→ SET TASK: Reproduce the listing exactly, with no pictures in your copy.

→ DATA PROVIDED:

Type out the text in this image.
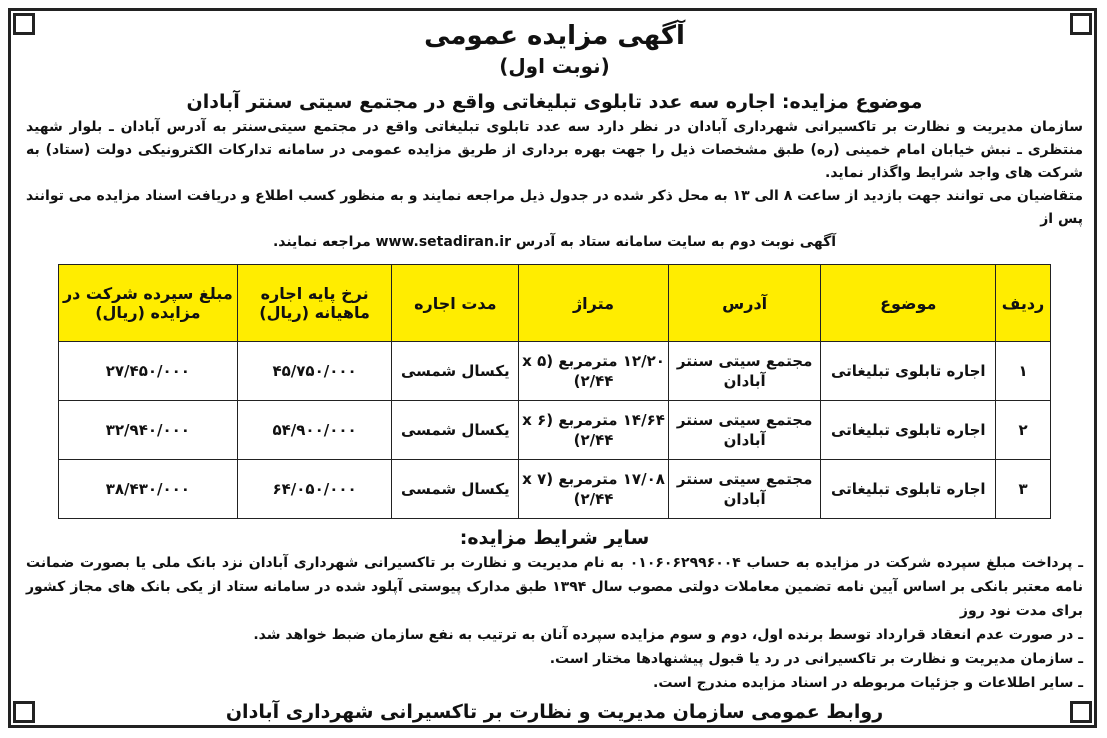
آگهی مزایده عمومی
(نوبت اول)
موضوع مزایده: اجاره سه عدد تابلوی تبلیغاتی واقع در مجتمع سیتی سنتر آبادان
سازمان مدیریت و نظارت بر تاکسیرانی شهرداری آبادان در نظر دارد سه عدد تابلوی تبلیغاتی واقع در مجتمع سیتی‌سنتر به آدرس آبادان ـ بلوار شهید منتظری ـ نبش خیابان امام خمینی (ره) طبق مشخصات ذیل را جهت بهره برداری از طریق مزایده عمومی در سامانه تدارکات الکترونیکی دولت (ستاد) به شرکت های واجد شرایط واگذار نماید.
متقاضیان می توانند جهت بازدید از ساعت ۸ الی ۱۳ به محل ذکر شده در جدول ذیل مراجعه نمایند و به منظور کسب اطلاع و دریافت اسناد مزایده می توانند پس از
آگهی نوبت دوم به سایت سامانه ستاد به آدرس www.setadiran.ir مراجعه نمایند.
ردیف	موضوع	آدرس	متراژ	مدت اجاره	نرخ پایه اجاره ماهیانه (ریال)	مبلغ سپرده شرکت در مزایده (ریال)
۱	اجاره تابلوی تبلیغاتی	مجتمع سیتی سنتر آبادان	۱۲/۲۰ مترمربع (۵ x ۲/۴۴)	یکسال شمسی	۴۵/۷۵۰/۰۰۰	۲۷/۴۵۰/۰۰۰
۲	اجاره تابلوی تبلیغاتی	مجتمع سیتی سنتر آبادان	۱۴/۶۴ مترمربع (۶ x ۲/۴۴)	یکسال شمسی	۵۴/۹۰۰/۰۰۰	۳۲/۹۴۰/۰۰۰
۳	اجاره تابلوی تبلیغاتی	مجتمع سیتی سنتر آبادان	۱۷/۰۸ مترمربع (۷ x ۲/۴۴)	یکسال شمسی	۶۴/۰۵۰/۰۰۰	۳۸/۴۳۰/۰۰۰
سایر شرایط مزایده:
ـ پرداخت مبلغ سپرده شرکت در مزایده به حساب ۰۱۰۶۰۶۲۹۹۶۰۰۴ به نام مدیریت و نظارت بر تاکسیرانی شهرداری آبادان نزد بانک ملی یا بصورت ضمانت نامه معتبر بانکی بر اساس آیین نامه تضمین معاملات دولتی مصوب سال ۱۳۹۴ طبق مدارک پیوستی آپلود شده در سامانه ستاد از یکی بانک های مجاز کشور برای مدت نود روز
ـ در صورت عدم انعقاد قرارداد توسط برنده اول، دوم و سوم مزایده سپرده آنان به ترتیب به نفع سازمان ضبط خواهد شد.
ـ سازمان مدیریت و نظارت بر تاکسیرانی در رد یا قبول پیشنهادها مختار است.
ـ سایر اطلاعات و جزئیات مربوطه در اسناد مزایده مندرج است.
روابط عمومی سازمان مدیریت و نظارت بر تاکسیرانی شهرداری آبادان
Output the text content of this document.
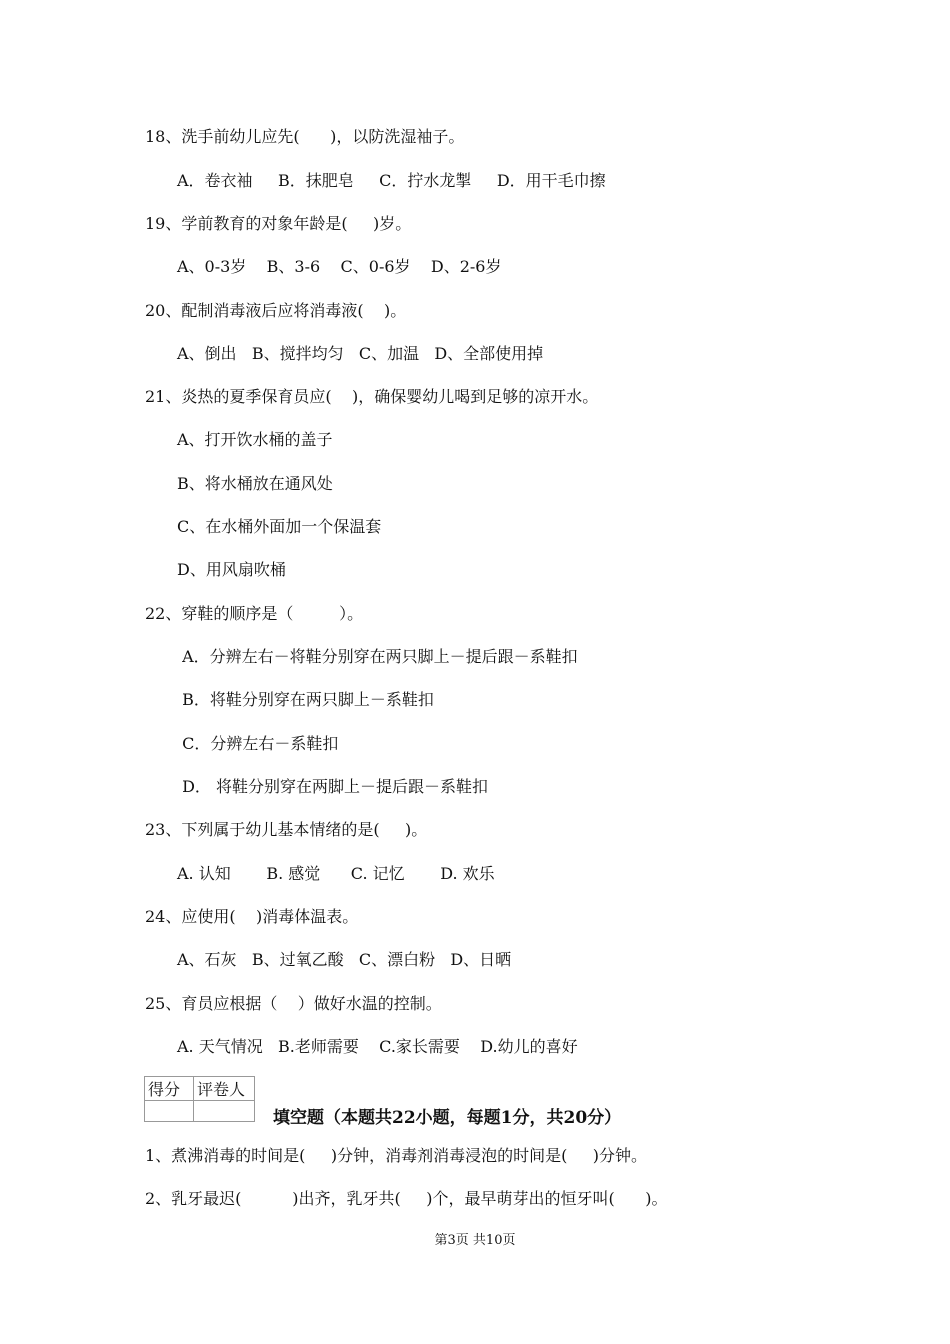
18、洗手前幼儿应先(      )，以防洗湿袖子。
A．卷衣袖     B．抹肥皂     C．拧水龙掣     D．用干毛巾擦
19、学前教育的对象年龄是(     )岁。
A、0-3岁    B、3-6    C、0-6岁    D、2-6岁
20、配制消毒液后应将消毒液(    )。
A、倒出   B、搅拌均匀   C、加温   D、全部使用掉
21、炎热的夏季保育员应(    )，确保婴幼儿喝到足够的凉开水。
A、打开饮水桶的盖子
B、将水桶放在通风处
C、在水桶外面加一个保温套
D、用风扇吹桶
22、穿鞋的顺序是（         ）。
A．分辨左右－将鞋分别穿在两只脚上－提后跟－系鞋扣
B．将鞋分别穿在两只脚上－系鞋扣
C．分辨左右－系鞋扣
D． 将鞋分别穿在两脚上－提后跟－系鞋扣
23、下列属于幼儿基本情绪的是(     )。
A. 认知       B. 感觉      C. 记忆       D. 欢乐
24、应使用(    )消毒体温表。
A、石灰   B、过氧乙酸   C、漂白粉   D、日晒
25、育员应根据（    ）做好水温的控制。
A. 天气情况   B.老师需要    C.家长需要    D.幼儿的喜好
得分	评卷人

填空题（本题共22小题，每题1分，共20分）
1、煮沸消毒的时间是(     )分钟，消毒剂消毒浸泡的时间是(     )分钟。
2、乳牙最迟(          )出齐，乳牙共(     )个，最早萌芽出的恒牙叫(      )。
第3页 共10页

→ THE OUTPUT:
Type out the text in this image.
آگهی مزایده عمومی
(نوبت اول)
موضوع مزایده: اجاره سه عدد تابلوی تبلیغاتی واقع در مجتمع سیتی سنتر آبادان
سازمان مدیریت و نظارت بر تاکسیرانی شهرداری آبادان در نظر دارد سه عدد تابلوی تبلیغاتی واقع در مجتمع سیتی‌سنتر به آدرس آبادان ـ بلوار شهید منتظری ـ نبش خیابان امام خمینی (ره) طبق مشخصات ذیل را جهت بهره برداری از طریق مزایده عمومی در سامانه تدارکات الکترونیکی دولت (ستاد) به شرکت های واجد شرایط واگذار نماید.
متقاضیان می توانند جهت بازدید از ساعت ۸ الی ۱۳ به محل ذکر شده در جدول ذیل مراجعه نمایند و به منظور کسب اطلاع و دریافت اسناد مزایده می توانند پس از
آگهی نوبت دوم به سایت سامانه ستاد به آدرس www.setadiran.ir مراجعه نمایند.
ردیف	موضوع	آدرس	متراژ	مدت اجاره	نرخ پایه اجاره ماهیانه (ریال)	مبلغ سپرده شرکت در مزایده (ریال)
۱	اجاره تابلوی تبلیغاتی	مجتمع سیتی سنتر آبادان	۱۲/۲۰ مترمربع (۵ x ۲/۴۴)	یکسال شمسی	۴۵/۷۵۰/۰۰۰	۲۷/۴۵۰/۰۰۰
۲	اجاره تابلوی تبلیغاتی	مجتمع سیتی سنتر آبادان	۱۴/۶۴ مترمربع (۶ x ۲/۴۴)	یکسال شمسی	۵۴/۹۰۰/۰۰۰	۳۲/۹۴۰/۰۰۰
۳	اجاره تابلوی تبلیغاتی	مجتمع سیتی سنتر آبادان	۱۷/۰۸ مترمربع (۷ x ۲/۴۴)	یکسال شمسی	۶۴/۰۵۰/۰۰۰	۳۸/۴۳۰/۰۰۰
سایر شرایط مزایده:
ـ پرداخت مبلغ سپرده شرکت در مزایده به حساب ۰۱۰۶۰۶۲۹۹۶۰۰۴ به نام مدیریت و نظارت بر تاکسیرانی شهرداری آبادان نزد بانک ملی یا بصورت ضمانت نامه معتبر بانکی بر اساس آیین نامه تضمین معاملات دولتی مصوب سال ۱۳۹۴ طبق مدارک پیوستی آپلود شده در سامانه ستاد از یکی بانک های مجاز کشور برای مدت نود روز
ـ در صورت عدم انعقاد قرارداد توسط برنده اول، دوم و سوم مزایده سپرده آنان به ترتیب به نفع سازمان ضبط خواهد شد.
ـ سازمان مدیریت و نظارت بر تاکسیرانی در رد یا قبول پیشنهادها مختار است.
ـ سایر اطلاعات و جزئیات مربوطه در اسناد مزایده مندرج است.
روابط عمومی سازمان مدیریت و نظارت بر تاکسیرانی شهرداری آبادان
Output the text content of this document.
18、洗手前幼儿应先(      )，以防洗湿袖子。
A．卷衣袖     B．抹肥皂     C．拧水龙掣     D．用干毛巾擦
19、学前教育的对象年龄是(     )岁。
A、0-3岁    B、3-6    C、0-6岁    D、2-6岁
20、配制消毒液后应将消毒液(    )。
A、倒出   B、搅拌均匀   C、加温   D、全部使用掉
21、炎热的夏季保育员应(    )，确保婴幼儿喝到足够的凉开水。
A、打开饮水桶的盖子
B、将水桶放在通风处
C、在水桶外面加一个保温套
D、用风扇吹桶
22、穿鞋的顺序是（         ）。
A．分辨左右－将鞋分别穿在两只脚上－提后跟－系鞋扣
B．将鞋分别穿在两只脚上－系鞋扣
C．分辨左右－系鞋扣
D． 将鞋分别穿在两脚上－提后跟－系鞋扣
23、下列属于幼儿基本情绪的是(     )。
A. 认知       B. 感觉      C. 记忆       D. 欢乐
24、应使用(    )消毒体温表。
A、石灰   B、过氧乙酸   C、漂白粉   D、日晒
25、育员应根据（    ）做好水温的控制。
A. 天气情况   B.老师需要    C.家长需要    D.幼儿的喜好
得分	评卷人

填空题（本题共22小题，每题1分，共20分）
1、煮沸消毒的时间是(     )分钟，消毒剂消毒浸泡的时间是(     )分钟。
2、乳牙最迟(          )出齐，乳牙共(     )个，最早萌芽出的恒牙叫(      )。
第3页 共10页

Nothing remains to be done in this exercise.